>>

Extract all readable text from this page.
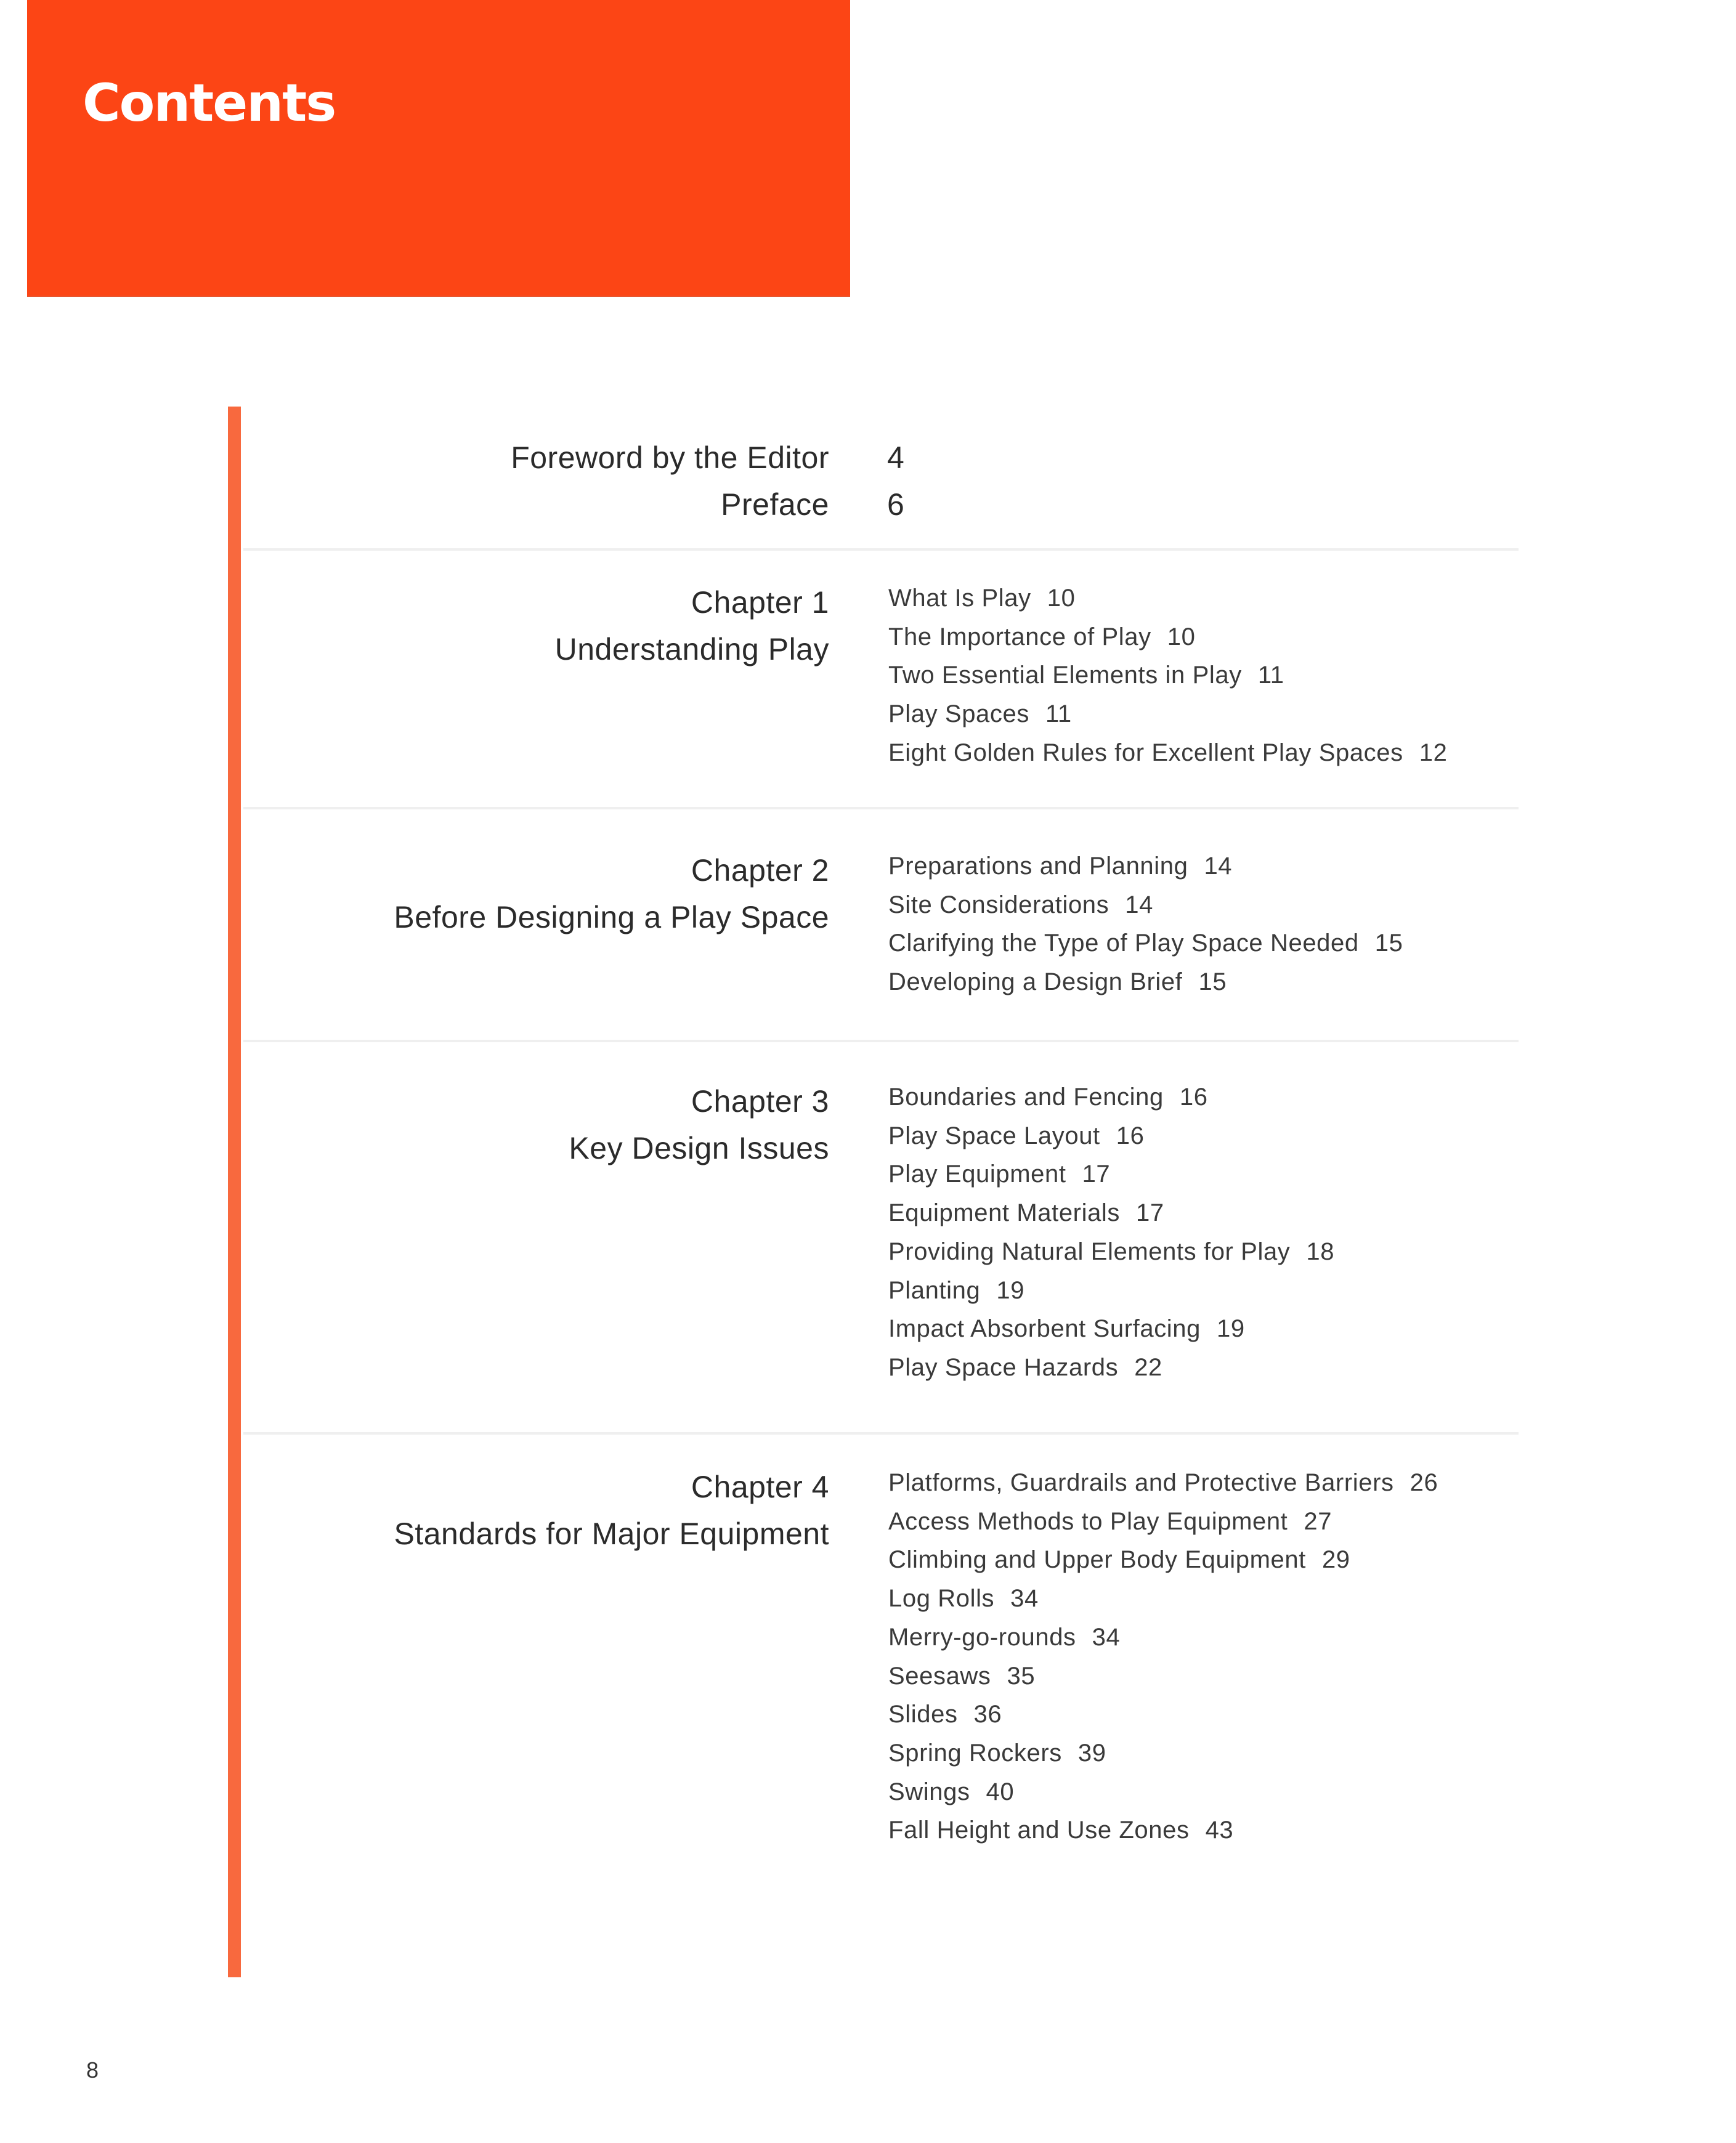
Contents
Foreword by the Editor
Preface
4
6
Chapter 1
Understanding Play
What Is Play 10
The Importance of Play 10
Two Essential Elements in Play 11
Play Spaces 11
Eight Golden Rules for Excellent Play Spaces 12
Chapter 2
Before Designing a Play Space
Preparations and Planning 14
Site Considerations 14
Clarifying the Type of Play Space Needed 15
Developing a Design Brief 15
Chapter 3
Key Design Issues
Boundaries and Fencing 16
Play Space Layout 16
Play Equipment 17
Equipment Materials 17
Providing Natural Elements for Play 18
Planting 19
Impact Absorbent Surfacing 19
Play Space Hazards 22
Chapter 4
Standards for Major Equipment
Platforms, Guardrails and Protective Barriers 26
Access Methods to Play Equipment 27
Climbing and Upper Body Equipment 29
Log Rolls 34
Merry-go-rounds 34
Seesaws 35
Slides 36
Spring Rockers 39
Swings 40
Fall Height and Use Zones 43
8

<<
>>

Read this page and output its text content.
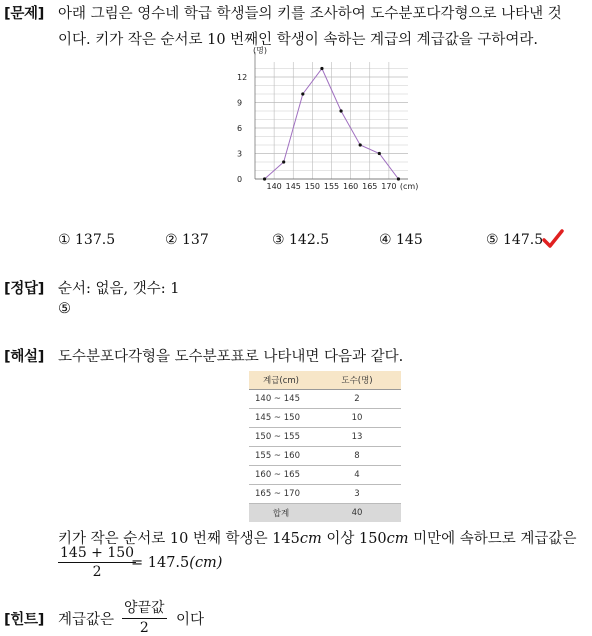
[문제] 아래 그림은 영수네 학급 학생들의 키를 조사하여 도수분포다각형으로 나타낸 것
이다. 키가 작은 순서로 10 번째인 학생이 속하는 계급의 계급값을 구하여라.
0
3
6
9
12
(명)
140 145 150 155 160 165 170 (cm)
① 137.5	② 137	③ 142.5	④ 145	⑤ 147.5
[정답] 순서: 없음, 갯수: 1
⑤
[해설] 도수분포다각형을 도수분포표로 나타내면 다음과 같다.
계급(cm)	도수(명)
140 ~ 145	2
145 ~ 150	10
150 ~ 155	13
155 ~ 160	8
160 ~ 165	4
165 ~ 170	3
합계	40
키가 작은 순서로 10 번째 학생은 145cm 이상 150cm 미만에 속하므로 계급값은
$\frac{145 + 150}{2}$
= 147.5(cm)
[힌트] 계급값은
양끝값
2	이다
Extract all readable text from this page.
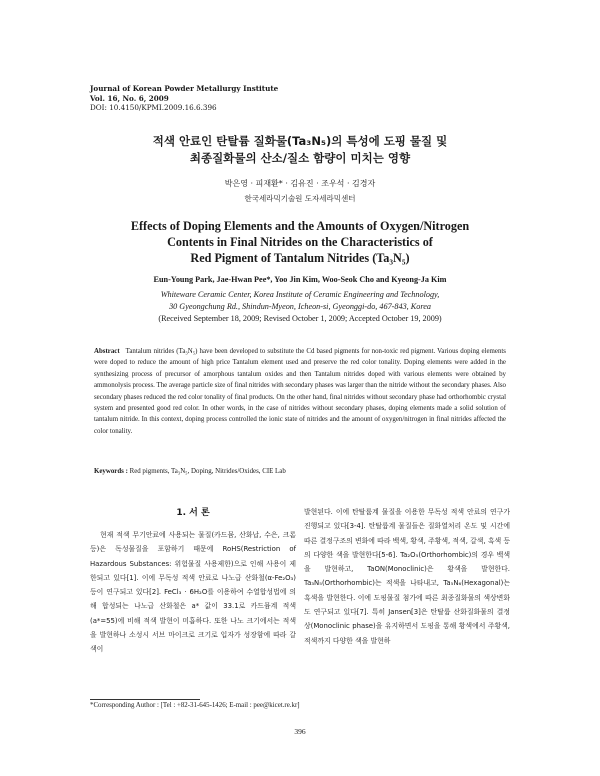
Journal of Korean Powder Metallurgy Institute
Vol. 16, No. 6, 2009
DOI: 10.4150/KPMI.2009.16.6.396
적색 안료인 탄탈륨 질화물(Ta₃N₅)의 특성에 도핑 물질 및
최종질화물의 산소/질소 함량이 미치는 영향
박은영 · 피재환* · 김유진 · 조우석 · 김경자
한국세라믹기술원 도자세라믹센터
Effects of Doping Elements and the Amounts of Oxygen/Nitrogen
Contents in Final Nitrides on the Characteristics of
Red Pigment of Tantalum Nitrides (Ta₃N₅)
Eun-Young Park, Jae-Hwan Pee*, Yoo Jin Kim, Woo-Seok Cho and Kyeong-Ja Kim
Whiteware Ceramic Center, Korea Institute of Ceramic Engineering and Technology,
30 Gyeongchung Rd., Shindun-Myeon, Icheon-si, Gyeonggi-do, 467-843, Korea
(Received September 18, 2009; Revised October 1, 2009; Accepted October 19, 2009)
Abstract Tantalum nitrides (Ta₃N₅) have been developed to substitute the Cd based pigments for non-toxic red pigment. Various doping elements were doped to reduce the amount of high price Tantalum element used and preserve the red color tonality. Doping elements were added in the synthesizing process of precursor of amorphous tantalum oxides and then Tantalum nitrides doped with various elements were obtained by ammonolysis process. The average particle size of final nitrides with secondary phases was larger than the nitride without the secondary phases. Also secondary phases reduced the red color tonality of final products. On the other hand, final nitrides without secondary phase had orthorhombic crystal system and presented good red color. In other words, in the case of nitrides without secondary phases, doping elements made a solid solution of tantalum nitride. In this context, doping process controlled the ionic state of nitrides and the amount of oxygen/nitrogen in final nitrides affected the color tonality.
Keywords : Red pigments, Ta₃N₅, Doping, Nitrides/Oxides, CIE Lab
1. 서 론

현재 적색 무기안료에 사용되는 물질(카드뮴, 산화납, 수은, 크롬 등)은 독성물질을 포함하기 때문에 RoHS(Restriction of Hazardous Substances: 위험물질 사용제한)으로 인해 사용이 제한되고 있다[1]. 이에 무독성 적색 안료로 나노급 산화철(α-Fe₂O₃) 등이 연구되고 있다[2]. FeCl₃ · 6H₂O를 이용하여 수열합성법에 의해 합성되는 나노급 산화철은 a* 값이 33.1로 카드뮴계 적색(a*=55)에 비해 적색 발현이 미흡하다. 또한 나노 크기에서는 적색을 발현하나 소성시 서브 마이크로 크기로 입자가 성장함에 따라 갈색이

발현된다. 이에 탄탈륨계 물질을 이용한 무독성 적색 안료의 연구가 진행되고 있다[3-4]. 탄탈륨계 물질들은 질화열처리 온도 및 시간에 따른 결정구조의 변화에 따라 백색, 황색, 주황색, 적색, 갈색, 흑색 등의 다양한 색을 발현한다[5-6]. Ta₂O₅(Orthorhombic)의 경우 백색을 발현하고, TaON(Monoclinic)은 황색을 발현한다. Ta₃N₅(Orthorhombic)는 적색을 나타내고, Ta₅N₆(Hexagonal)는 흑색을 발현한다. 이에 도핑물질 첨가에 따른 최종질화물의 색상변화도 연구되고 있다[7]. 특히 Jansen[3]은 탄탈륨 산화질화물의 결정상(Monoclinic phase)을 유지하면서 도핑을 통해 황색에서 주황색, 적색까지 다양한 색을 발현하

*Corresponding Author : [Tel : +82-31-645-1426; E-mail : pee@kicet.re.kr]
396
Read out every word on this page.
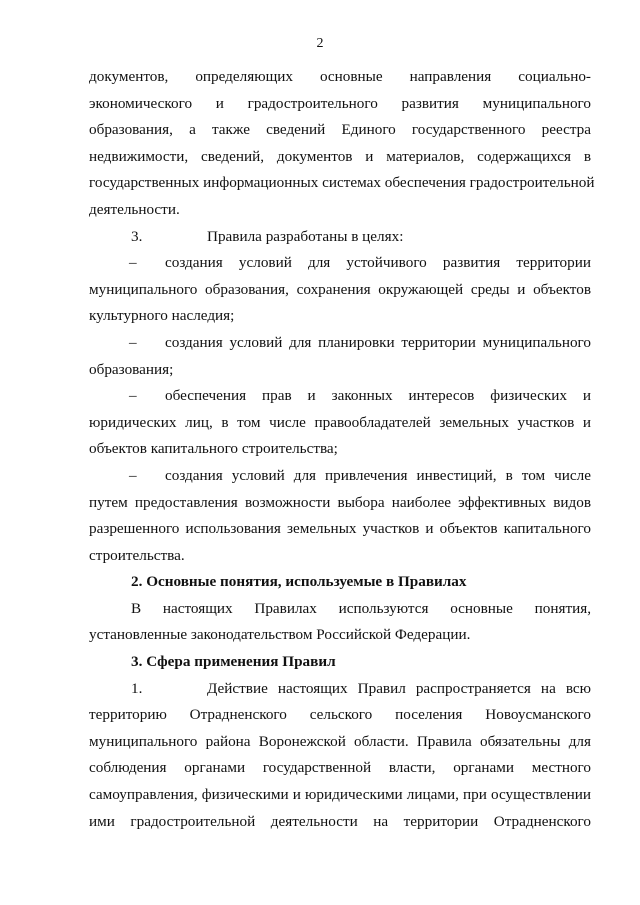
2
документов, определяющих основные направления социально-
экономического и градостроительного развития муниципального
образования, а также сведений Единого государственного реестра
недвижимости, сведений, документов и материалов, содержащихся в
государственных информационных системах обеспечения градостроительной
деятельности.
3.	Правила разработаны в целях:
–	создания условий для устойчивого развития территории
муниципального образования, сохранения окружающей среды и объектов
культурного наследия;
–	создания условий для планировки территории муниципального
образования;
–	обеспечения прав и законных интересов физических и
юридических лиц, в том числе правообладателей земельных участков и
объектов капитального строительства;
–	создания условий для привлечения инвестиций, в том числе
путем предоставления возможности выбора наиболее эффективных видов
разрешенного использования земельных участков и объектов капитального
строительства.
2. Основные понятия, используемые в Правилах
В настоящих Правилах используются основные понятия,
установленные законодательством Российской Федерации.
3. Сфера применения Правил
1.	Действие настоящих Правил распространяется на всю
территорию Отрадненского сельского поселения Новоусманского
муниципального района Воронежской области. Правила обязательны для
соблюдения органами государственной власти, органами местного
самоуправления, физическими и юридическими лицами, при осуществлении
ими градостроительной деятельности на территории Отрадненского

<<

Work to be completed: Identify each line holding the string "Equipment", and copy it out.

Finished task:
Play Equipment 17
Equipment Materials 17
Standards for Major Equipment
Access Methods to Play Equipment 27
Climbing and Upper Body Equipment 29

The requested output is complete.